===== DATA LISTING =====

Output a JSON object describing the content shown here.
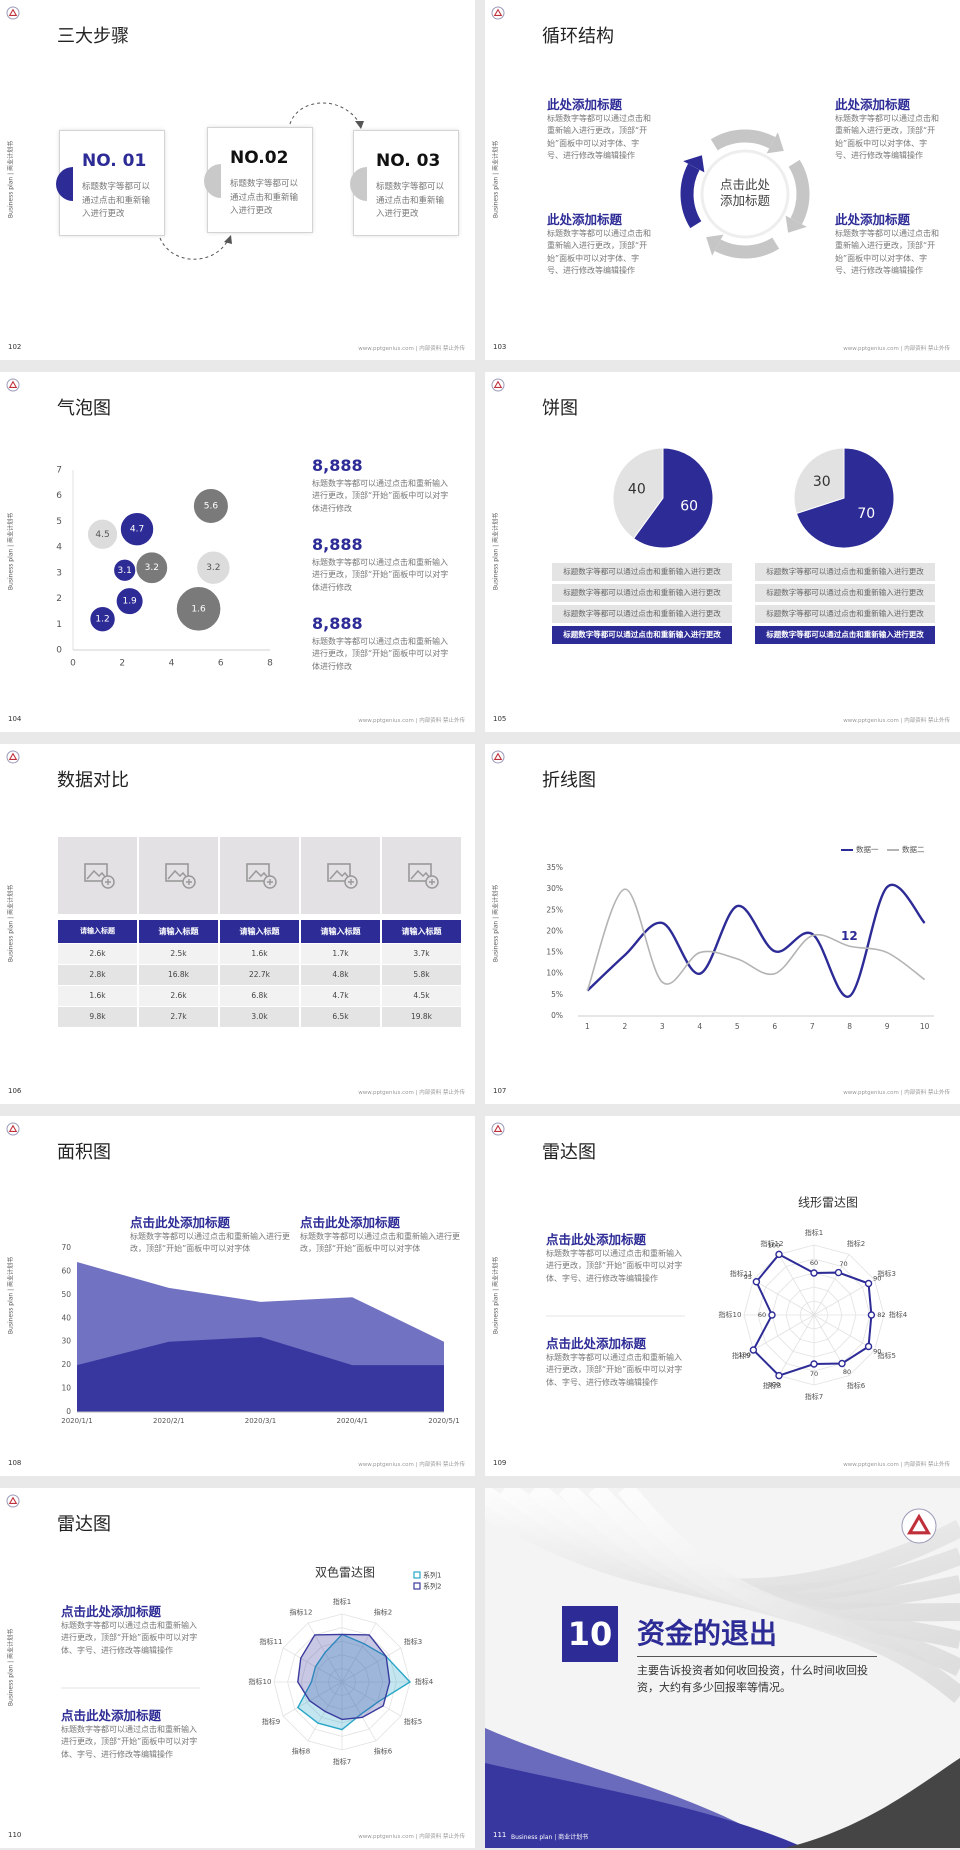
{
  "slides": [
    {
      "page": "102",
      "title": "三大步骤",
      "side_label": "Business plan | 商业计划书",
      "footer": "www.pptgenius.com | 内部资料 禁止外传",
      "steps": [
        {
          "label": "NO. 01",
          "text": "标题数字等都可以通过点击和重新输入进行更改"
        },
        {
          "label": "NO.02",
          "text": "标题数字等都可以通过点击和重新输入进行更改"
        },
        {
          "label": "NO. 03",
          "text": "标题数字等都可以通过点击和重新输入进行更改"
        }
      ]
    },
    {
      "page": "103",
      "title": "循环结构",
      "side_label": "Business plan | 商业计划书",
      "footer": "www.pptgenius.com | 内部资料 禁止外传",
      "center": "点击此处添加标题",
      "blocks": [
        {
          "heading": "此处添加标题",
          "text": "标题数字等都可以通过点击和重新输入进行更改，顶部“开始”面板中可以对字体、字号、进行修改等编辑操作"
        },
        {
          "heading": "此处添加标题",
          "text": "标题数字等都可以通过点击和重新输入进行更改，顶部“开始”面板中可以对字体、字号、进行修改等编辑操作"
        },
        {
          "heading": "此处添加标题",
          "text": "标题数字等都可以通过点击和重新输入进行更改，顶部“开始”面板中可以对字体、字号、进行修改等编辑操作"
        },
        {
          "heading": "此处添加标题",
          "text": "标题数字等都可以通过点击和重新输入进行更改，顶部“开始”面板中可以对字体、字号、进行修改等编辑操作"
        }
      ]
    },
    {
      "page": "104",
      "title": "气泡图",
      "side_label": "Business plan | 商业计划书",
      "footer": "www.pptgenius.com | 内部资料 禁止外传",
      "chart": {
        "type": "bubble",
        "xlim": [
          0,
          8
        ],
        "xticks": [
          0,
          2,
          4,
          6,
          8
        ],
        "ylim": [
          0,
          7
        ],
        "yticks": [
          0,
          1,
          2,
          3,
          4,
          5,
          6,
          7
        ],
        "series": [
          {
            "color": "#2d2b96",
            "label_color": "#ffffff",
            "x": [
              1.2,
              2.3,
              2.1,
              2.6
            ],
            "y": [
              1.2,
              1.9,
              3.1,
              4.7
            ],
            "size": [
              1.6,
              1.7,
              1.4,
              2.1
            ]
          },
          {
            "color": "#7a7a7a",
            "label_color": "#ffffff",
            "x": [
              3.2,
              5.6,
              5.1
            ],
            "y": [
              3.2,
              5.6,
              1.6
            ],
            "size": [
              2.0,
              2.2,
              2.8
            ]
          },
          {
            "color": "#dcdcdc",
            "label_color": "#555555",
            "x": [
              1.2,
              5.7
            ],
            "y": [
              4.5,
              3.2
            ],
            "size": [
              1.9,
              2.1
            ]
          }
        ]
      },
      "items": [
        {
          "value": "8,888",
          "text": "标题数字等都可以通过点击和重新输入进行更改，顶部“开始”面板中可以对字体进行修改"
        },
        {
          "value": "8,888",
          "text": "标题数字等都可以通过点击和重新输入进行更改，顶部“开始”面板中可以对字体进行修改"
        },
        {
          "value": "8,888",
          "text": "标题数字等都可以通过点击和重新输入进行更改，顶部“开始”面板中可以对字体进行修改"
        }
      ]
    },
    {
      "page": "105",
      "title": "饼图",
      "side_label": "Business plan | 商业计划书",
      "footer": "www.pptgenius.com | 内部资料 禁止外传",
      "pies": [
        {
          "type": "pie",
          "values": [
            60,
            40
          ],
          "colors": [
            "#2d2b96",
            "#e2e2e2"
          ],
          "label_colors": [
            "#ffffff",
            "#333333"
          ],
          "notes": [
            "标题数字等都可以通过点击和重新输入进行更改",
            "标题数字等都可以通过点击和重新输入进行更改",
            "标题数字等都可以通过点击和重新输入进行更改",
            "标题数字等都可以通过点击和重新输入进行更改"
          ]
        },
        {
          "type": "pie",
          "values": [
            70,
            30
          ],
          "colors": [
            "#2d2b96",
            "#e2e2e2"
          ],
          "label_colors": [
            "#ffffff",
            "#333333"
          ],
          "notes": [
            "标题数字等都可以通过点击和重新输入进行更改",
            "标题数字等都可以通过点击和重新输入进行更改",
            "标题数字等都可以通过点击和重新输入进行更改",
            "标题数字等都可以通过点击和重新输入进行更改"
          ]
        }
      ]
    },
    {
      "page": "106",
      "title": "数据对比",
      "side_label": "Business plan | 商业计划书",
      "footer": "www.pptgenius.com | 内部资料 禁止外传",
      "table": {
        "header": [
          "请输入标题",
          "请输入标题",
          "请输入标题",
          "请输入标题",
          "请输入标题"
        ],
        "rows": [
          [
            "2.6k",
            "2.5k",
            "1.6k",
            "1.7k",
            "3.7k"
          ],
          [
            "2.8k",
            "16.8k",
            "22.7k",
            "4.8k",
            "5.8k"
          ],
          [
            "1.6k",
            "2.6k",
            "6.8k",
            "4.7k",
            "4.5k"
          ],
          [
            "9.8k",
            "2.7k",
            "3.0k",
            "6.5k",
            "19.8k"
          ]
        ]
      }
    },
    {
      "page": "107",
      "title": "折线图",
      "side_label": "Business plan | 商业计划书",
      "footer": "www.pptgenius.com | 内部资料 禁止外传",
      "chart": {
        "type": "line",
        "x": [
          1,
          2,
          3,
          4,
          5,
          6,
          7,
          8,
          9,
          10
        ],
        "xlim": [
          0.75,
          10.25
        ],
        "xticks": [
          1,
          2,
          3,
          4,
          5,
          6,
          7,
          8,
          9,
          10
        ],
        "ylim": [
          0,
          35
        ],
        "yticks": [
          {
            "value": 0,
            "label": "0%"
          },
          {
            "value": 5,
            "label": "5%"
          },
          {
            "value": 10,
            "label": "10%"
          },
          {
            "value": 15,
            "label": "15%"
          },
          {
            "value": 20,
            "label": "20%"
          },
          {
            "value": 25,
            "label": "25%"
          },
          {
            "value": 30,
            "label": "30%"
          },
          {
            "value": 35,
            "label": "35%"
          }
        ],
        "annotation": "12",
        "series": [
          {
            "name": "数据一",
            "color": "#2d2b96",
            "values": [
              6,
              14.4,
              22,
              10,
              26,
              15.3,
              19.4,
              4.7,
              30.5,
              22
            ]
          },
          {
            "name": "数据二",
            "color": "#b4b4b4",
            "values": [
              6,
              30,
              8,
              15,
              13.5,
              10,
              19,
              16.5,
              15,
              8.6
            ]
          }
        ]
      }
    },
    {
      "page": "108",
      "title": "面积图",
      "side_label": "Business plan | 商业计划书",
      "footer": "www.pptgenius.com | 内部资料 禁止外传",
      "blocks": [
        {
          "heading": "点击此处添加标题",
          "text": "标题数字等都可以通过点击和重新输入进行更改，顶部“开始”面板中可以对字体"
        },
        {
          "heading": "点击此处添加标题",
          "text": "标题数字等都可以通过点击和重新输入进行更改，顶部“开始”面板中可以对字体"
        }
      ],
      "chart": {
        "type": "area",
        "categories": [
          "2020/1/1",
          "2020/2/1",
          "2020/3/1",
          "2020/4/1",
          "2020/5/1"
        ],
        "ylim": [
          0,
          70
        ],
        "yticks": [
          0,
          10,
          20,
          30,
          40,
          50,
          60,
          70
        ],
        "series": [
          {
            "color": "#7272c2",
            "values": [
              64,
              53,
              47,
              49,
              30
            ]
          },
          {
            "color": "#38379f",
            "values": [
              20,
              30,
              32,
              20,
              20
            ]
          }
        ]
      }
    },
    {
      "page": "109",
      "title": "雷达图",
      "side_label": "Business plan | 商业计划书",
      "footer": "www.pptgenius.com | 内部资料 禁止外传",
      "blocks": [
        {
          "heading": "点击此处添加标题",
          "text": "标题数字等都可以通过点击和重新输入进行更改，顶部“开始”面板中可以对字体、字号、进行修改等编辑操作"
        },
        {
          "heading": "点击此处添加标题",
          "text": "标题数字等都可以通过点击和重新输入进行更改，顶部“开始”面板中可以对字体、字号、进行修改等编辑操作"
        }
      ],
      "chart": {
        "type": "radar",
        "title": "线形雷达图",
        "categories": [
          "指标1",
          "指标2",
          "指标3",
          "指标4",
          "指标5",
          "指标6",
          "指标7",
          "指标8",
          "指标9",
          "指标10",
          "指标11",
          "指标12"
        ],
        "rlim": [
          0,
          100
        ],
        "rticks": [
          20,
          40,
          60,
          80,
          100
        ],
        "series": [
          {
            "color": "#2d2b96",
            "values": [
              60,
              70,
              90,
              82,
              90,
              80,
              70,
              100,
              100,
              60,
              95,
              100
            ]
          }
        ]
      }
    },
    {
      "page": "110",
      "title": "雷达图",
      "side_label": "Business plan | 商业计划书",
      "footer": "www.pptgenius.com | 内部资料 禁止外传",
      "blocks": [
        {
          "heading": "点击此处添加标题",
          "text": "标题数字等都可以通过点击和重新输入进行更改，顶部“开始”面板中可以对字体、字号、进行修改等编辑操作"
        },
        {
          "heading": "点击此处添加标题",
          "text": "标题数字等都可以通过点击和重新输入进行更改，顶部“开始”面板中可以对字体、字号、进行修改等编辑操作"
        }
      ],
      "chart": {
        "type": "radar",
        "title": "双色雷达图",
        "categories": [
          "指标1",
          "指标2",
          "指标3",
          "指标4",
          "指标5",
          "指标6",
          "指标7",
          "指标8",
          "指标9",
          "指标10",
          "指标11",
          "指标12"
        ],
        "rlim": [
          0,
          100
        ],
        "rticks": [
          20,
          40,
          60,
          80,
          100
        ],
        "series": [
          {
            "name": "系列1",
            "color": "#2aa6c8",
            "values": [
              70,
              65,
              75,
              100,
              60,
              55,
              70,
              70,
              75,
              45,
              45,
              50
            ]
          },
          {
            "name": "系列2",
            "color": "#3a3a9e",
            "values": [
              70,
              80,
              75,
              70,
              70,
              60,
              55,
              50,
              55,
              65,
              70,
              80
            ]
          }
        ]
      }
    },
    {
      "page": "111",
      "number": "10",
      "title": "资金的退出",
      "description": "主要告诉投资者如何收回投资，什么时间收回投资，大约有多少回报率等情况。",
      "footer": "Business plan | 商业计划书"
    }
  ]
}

=====

| WORK INSTRUCTIONS |
Look through the entries above and list every line containing "title".

| COMPLETE ANSWER |
      "title": "三大步骤",
      "title": "循环结构",
      "title": "气泡图",
      "title": "饼图",
      "title": "数据对比",
      "title": "折线图",
      "title": "面积图",
      "title": "雷达图",
        "title": "线形雷达图",
      "title": "雷达图",
        "title": "双色雷达图",
      "title": "资金的退出",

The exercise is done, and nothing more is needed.